## Collection entries
________________
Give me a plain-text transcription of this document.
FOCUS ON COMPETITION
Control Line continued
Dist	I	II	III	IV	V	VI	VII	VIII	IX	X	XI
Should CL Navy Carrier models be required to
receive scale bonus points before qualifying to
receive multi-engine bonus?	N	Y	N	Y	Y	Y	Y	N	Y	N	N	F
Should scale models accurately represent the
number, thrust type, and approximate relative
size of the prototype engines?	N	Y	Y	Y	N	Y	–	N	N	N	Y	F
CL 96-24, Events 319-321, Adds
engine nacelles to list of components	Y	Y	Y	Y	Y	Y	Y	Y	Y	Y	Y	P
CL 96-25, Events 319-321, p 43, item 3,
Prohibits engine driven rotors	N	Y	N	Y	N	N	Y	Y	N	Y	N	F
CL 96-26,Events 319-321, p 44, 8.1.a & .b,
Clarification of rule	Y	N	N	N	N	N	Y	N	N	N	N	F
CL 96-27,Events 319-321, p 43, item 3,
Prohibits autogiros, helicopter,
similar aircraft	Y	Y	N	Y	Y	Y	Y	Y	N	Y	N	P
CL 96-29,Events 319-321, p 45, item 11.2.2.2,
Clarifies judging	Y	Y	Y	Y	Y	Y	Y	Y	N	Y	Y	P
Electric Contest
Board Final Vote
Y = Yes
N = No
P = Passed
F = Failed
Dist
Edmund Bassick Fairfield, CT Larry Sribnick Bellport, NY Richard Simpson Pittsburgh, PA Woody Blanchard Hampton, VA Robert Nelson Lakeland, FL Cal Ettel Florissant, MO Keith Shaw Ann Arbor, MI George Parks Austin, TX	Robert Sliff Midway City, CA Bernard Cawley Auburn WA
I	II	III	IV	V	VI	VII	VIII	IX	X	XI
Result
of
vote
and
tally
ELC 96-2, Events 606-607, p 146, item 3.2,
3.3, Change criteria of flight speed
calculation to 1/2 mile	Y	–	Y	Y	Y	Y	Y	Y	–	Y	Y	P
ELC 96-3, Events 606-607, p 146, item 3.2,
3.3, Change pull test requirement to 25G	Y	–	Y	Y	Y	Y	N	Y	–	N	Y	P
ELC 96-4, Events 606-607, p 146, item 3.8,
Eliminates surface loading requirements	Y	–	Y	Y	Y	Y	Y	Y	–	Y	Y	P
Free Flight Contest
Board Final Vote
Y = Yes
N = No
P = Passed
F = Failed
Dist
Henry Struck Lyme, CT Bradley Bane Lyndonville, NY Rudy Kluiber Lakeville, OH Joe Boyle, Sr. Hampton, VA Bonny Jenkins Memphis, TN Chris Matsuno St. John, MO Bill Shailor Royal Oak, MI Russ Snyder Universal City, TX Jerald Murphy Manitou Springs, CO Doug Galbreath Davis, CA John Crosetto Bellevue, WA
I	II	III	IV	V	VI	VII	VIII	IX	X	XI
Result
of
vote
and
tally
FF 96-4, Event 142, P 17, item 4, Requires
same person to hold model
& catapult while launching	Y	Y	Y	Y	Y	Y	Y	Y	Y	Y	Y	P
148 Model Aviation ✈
________________
## What is needed
Using the data above, return each line exactly as written.

## Exercise solution
Give me a plain-text transcription of this document.
FOCUS ON COMPETITION
Control Line continued
Dist	I	II	III	IV	V	VI	VII	VIII	IX	X	XI
Should CL Navy Carrier models be required to
receive scale bonus points before qualifying to
receive multi-engine bonus?	N	Y	N	Y	Y	Y	Y	N	Y	N	N	F
Should scale models accurately represent the
number, thrust type, and approximate relative
size of the prototype engines?	N	Y	Y	Y	N	Y	–	N	N	N	Y	F
CL 96-24, Events 319-321, Adds
engine nacelles to list of components	Y	Y	Y	Y	Y	Y	Y	Y	Y	Y	Y	P
CL 96-25, Events 319-321, p 43, item 3,
Prohibits engine driven rotors	N	Y	N	Y	N	N	Y	Y	N	Y	N	F
CL 96-26,Events 319-321, p 44, 8.1.a & .b,
Clarification of rule	Y	N	N	N	N	N	Y	N	N	N	N	F
CL 96-27,Events 319-321, p 43, item 3,
Prohibits autogiros, helicopter,
similar aircraft	Y	Y	N	Y	Y	Y	Y	Y	N	Y	N	P
CL 96-29,Events 319-321, p 45, item 11.2.2.2,
Clarifies judging	Y	Y	Y	Y	Y	Y	Y	Y	N	Y	Y	P
Electric Contest
Board Final Vote
Y = Yes
N = No
P = Passed
F = Failed
Dist
Edmund Bassick Fairfield, CT Larry Sribnick Bellport, NY Richard Simpson Pittsburgh, PA Woody Blanchard Hampton, VA Robert Nelson Lakeland, FL Cal Ettel Florissant, MO Keith Shaw Ann Arbor, MI George Parks Austin, TX	Robert Sliff Midway City, CA Bernard Cawley Auburn WA
I	II	III	IV	V	VI	VII	VIII	IX	X	XI
Result
of
vote
and
tally
ELC 96-2, Events 606-607, p 146, item 3.2,
3.3, Change criteria of flight speed
calculation to 1/2 mile	Y	–	Y	Y	Y	Y	Y	Y	–	Y	Y	P
ELC 96-3, Events 606-607, p 146, item 3.2,
3.3, Change pull test requirement to 25G	Y	–	Y	Y	Y	Y	N	Y	–	N	Y	P
ELC 96-4, Events 606-607, p 146, item 3.8,
Eliminates surface loading requirements	Y	–	Y	Y	Y	Y	Y	Y	–	Y	Y	P
Free Flight Contest
Board Final Vote
Y = Yes
N = No
P = Passed
F = Failed
Dist
Henry Struck Lyme, CT Bradley Bane Lyndonville, NY Rudy Kluiber Lakeville, OH Joe Boyle, Sr. Hampton, VA Bonny Jenkins Memphis, TN Chris Matsuno St. John, MO Bill Shailor Royal Oak, MI Russ Snyder Universal City, TX Jerald Murphy Manitou Springs, CO Doug Galbreath Davis, CA John Crosetto Bellevue, WA
I	II	III	IV	V	VI	VII	VIII	IX	X	XI
Result
of
vote
and
tally
FF 96-4, Event 142, P 17, item 4, Requires
same person to hold model
& catapult while launching	Y	Y	Y	Y	Y	Y	Y	Y	Y	Y	Y	P
148 Model Aviation ✈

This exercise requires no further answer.